== Records for this exercise

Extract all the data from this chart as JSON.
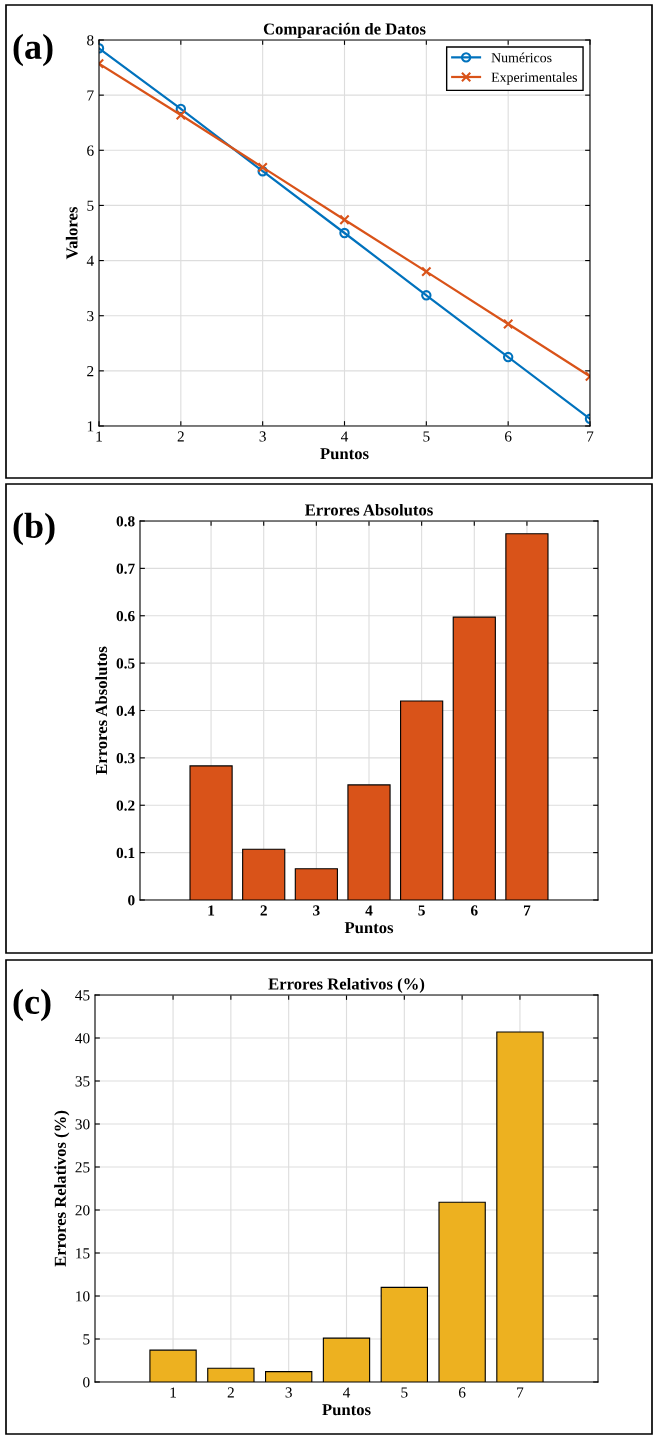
{
  "chart_data": [
    {
      "type": "line",
      "title": "Comparación de Datos",
      "xlabel": "Puntos",
      "ylabel": "Valores",
      "annotations": [
        "(a)"
      ],
      "x": [
        1,
        2,
        3,
        4,
        5,
        6,
        7
      ],
      "xlim": [
        1,
        7
      ],
      "xticks": [
        1,
        2,
        3,
        4,
        5,
        6,
        7
      ],
      "ylim": [
        1,
        8
      ],
      "yticks": [
        1,
        2,
        3,
        4,
        5,
        6,
        7,
        8
      ],
      "grid": true,
      "legend": "top right",
      "series": [
        {
          "name": "Numéricos",
          "color": "#0072bd",
          "marker": "circle",
          "values": [
            7.85,
            6.75,
            5.62,
            4.5,
            3.37,
            2.25,
            1.13
          ]
        },
        {
          "name": "Experimentales",
          "color": "#d95319",
          "marker": "cross",
          "values": [
            7.57,
            6.64,
            5.69,
            4.74,
            3.8,
            2.85,
            1.9
          ]
        }
      ]
    },
    {
      "type": "bar",
      "title": "Errores Absolutos",
      "xlabel": "Puntos",
      "ylabel": "Errores Absolutos",
      "annotations": [
        "(b)"
      ],
      "categories": [
        "1",
        "2",
        "3",
        "4",
        "5",
        "6",
        "7"
      ],
      "ylim": [
        0,
        0.8
      ],
      "yticks": [
        0,
        0.1,
        0.2,
        0.3,
        0.4,
        0.5,
        0.6,
        0.7,
        0.8
      ],
      "grid": true,
      "color": "#d95319",
      "values": [
        0.283,
        0.107,
        0.066,
        0.243,
        0.42,
        0.597,
        0.773
      ]
    },
    {
      "type": "bar",
      "title": "Errores Relativos (%)",
      "xlabel": "Puntos",
      "ylabel": "Errores Relativos (%)",
      "annotations": [
        "(c)"
      ],
      "categories": [
        "1",
        "2",
        "3",
        "4",
        "5",
        "6",
        "7"
      ],
      "ylim": [
        0,
        45
      ],
      "yticks": [
        0,
        5,
        10,
        15,
        20,
        25,
        30,
        35,
        40,
        45
      ],
      "grid": true,
      "color": "#edb120",
      "values": [
        3.7,
        1.6,
        1.2,
        5.1,
        11.0,
        20.9,
        40.7
      ]
    }
  ]
}
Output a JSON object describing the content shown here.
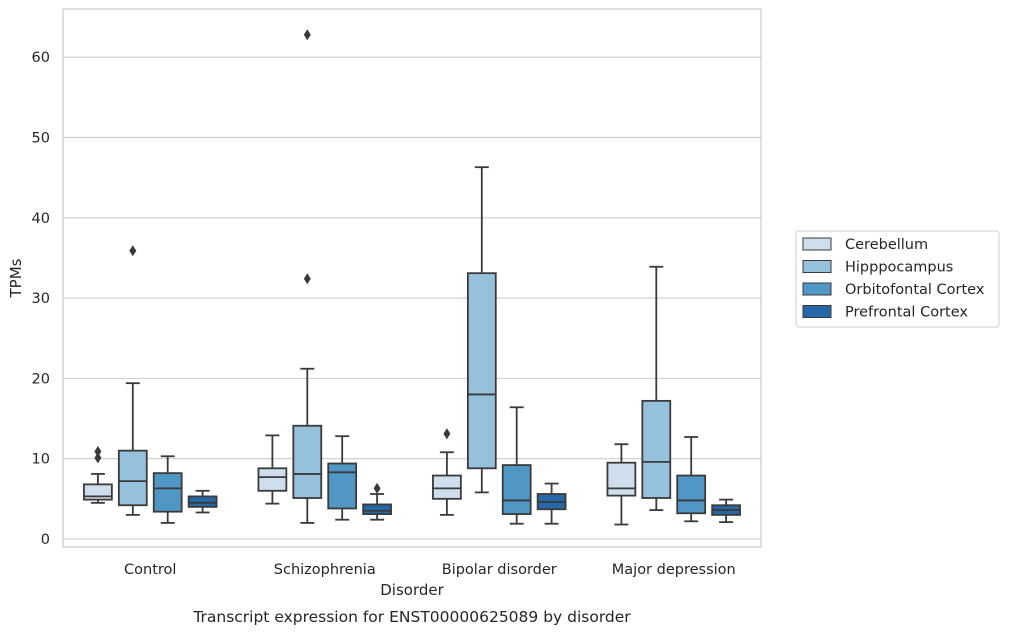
{
  "chart_data": {
    "type": "boxplot",
    "caption": "Transcript expression for ENST00000625089 by disorder",
    "xlabel": "Disorder",
    "ylabel": "TPMs",
    "ylim": [
      -1.0,
      66.0
    ],
    "yticks": [
      0,
      10,
      20,
      30,
      40,
      50,
      60
    ],
    "grid": "horizontal",
    "legend_position": "right",
    "categories": [
      "Control",
      "Schizophrenia",
      "Bipolar disorder",
      "Major depression"
    ],
    "series": [
      {
        "name": "Cerebellum",
        "color": "#cfdeec",
        "boxes": [
          {
            "whisker_low": 4.5,
            "q1": 4.9,
            "median": 5.3,
            "q3": 6.8,
            "whisker_high": 8.1,
            "outliers": [
              10.1,
              10.9
            ]
          },
          {
            "whisker_low": 4.4,
            "q1": 6.0,
            "median": 7.7,
            "q3": 8.8,
            "whisker_high": 12.9,
            "outliers": []
          },
          {
            "whisker_low": 3.0,
            "q1": 5.0,
            "median": 6.3,
            "q3": 7.9,
            "whisker_high": 10.8,
            "outliers": [
              13.1
            ]
          },
          {
            "whisker_low": 1.8,
            "q1": 5.4,
            "median": 6.3,
            "q3": 9.5,
            "whisker_high": 11.8,
            "outliers": []
          }
        ]
      },
      {
        "name": "Hipppocampus",
        "color": "#96c1dc",
        "boxes": [
          {
            "whisker_low": 3.0,
            "q1": 4.2,
            "median": 7.2,
            "q3": 11.0,
            "whisker_high": 19.4,
            "outliers": [
              35.9
            ]
          },
          {
            "whisker_low": 2.0,
            "q1": 5.1,
            "median": 8.1,
            "q3": 14.1,
            "whisker_high": 21.2,
            "outliers": [
              32.4,
              62.8
            ]
          },
          {
            "whisker_low": 5.8,
            "q1": 8.8,
            "median": 18.0,
            "q3": 33.1,
            "whisker_high": 46.3,
            "outliers": []
          },
          {
            "whisker_low": 3.6,
            "q1": 5.1,
            "median": 9.6,
            "q3": 17.2,
            "whisker_high": 33.9,
            "outliers": []
          }
        ]
      },
      {
        "name": "Orbitofontal Cortex",
        "color": "#5097c5",
        "boxes": [
          {
            "whisker_low": 2.0,
            "q1": 3.4,
            "median": 6.3,
            "q3": 8.2,
            "whisker_high": 10.3,
            "outliers": []
          },
          {
            "whisker_low": 2.4,
            "q1": 3.8,
            "median": 8.3,
            "q3": 9.4,
            "whisker_high": 12.8,
            "outliers": []
          },
          {
            "whisker_low": 1.9,
            "q1": 3.1,
            "median": 4.8,
            "q3": 9.2,
            "whisker_high": 16.4,
            "outliers": []
          },
          {
            "whisker_low": 2.2,
            "q1": 3.2,
            "median": 4.8,
            "q3": 7.9,
            "whisker_high": 12.7,
            "outliers": []
          }
        ]
      },
      {
        "name": "Prefrontal Cortex",
        "color": "#2767a7",
        "boxes": [
          {
            "whisker_low": 3.3,
            "q1": 4.0,
            "median": 4.5,
            "q3": 5.3,
            "whisker_high": 6.0,
            "outliers": []
          },
          {
            "whisker_low": 2.4,
            "q1": 3.1,
            "median": 3.5,
            "q3": 4.3,
            "whisker_high": 5.6,
            "outliers": [
              6.3
            ]
          },
          {
            "whisker_low": 1.9,
            "q1": 3.7,
            "median": 4.6,
            "q3": 5.6,
            "whisker_high": 6.9,
            "outliers": []
          },
          {
            "whisker_low": 2.1,
            "q1": 3.0,
            "median": 3.6,
            "q3": 4.2,
            "whisker_high": 4.9,
            "outliers": []
          }
        ]
      }
    ]
  }
}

====

Reproduce all of the data exactly; the pictures do not belong in the copy.

[Problem solution]
Extract all the data from this chart as JSON.
{
  "chart_data": [
    {
      "type": "line",
      "title": "Comparación de Datos",
      "xlabel": "Puntos",
      "ylabel": "Valores",
      "annotations": [
        "(a)"
      ],
      "x": [
        1,
        2,
        3,
        4,
        5,
        6,
        7
      ],
      "xlim": [
        1,
        7
      ],
      "xticks": [
        1,
        2,
        3,
        4,
        5,
        6,
        7
      ],
      "ylim": [
        1,
        8
      ],
      "yticks": [
        1,
        2,
        3,
        4,
        5,
        6,
        7,
        8
      ],
      "grid": true,
      "legend": "top right",
      "series": [
        {
          "name": "Numéricos",
          "color": "#0072bd",
          "marker": "circle",
          "values": [
            7.85,
            6.75,
            5.62,
            4.5,
            3.37,
            2.25,
            1.13
          ]
        },
        {
          "name": "Experimentales",
          "color": "#d95319",
          "marker": "cross",
          "values": [
            7.57,
            6.64,
            5.69,
            4.74,
            3.8,
            2.85,
            1.9
          ]
        }
      ]
    },
    {
      "type": "bar",
      "title": "Errores Absolutos",
      "xlabel": "Puntos",
      "ylabel": "Errores Absolutos",
      "annotations": [
        "(b)"
      ],
      "categories": [
        "1",
        "2",
        "3",
        "4",
        "5",
        "6",
        "7"
      ],
      "ylim": [
        0,
        0.8
      ],
      "yticks": [
        0,
        0.1,
        0.2,
        0.3,
        0.4,
        0.5,
        0.6,
        0.7,
        0.8
      ],
      "grid": true,
      "color": "#d95319",
      "values": [
        0.283,
        0.107,
        0.066,
        0.243,
        0.42,
        0.597,
        0.773
      ]
    },
    {
      "type": "bar",
      "title": "Errores Relativos (%)",
      "xlabel": "Puntos",
      "ylabel": "Errores Relativos (%)",
      "annotations": [
        "(c)"
      ],
      "categories": [
        "1",
        "2",
        "3",
        "4",
        "5",
        "6",
        "7"
      ],
      "ylim": [
        0,
        45
      ],
      "yticks": [
        0,
        5,
        10,
        15,
        20,
        25,
        30,
        35,
        40,
        45
      ],
      "grid": true,
      "color": "#edb120",
      "values": [
        3.7,
        1.6,
        1.2,
        5.1,
        11.0,
        20.9,
        40.7
      ]
    }
  ]
}
Output a JSON object describing the content shown here.
{
  "chart_data": {
    "type": "boxplot",
    "caption": "Transcript expression for ENST00000625089 by disorder",
    "xlabel": "Disorder",
    "ylabel": "TPMs",
    "ylim": [
      -1.0,
      66.0
    ],
    "yticks": [
      0,
      10,
      20,
      30,
      40,
      50,
      60
    ],
    "grid": "horizontal",
    "legend_position": "right",
    "categories": [
      "Control",
      "Schizophrenia",
      "Bipolar disorder",
      "Major depression"
    ],
    "series": [
      {
        "name": "Cerebellum",
        "color": "#cfdeec",
        "boxes": [
          {
            "whisker_low": 4.5,
            "q1": 4.9,
            "median": 5.3,
            "q3": 6.8,
            "whisker_high": 8.1,
            "outliers": [
              10.1,
              10.9
            ]
          },
          {
            "whisker_low": 4.4,
            "q1": 6.0,
            "median": 7.7,
            "q3": 8.8,
            "whisker_high": 12.9,
            "outliers": []
          },
          {
            "whisker_low": 3.0,
            "q1": 5.0,
            "median": 6.3,
            "q3": 7.9,
            "whisker_high": 10.8,
            "outliers": [
              13.1
            ]
          },
          {
            "whisker_low": 1.8,
            "q1": 5.4,
            "median": 6.3,
            "q3": 9.5,
            "whisker_high": 11.8,
            "outliers": []
          }
        ]
      },
      {
        "name": "Hipppocampus",
        "color": "#96c1dc",
        "boxes": [
          {
            "whisker_low": 3.0,
            "q1": 4.2,
            "median": 7.2,
            "q3": 11.0,
            "whisker_high": 19.4,
            "outliers": [
              35.9
            ]
          },
          {
            "whisker_low": 2.0,
            "q1": 5.1,
            "median": 8.1,
            "q3": 14.1,
            "whisker_high": 21.2,
            "outliers": [
              32.4,
              62.8
            ]
          },
          {
            "whisker_low": 5.8,
            "q1": 8.8,
            "median": 18.0,
            "q3": 33.1,
            "whisker_high": 46.3,
            "outliers": []
          },
          {
            "whisker_low": 3.6,
            "q1": 5.1,
            "median": 9.6,
            "q3": 17.2,
            "whisker_high": 33.9,
            "outliers": []
          }
        ]
      },
      {
        "name": "Orbitofontal Cortex",
        "color": "#5097c5",
        "boxes": [
          {
            "whisker_low": 2.0,
            "q1": 3.4,
            "median": 6.3,
            "q3": 8.2,
            "whisker_high": 10.3,
            "outliers": []
          },
          {
            "whisker_low": 2.4,
            "q1": 3.8,
            "median": 8.3,
            "q3": 9.4,
            "whisker_high": 12.8,
            "outliers": []
          },
          {
            "whisker_low": 1.9,
            "q1": 3.1,
            "median": 4.8,
            "q3": 9.2,
            "whisker_high": 16.4,
            "outliers": []
          },
          {
            "whisker_low": 2.2,
            "q1": 3.2,
            "median": 4.8,
            "q3": 7.9,
            "whisker_high": 12.7,
            "outliers": []
          }
        ]
      },
      {
        "name": "Prefrontal Cortex",
        "color": "#2767a7",
        "boxes": [
          {
            "whisker_low": 3.3,
            "q1": 4.0,
            "median": 4.5,
            "q3": 5.3,
            "whisker_high": 6.0,
            "outliers": []
          },
          {
            "whisker_low": 2.4,
            "q1": 3.1,
            "median": 3.5,
            "q3": 4.3,
            "whisker_high": 5.6,
            "outliers": [
              6.3
            ]
          },
          {
            "whisker_low": 1.9,
            "q1": 3.7,
            "median": 4.6,
            "q3": 5.6,
            "whisker_high": 6.9,
            "outliers": []
          },
          {
            "whisker_low": 2.1,
            "q1": 3.0,
            "median": 3.6,
            "q3": 4.2,
            "whisker_high": 4.9,
            "outliers": []
          }
        ]
      }
    ]
  }
}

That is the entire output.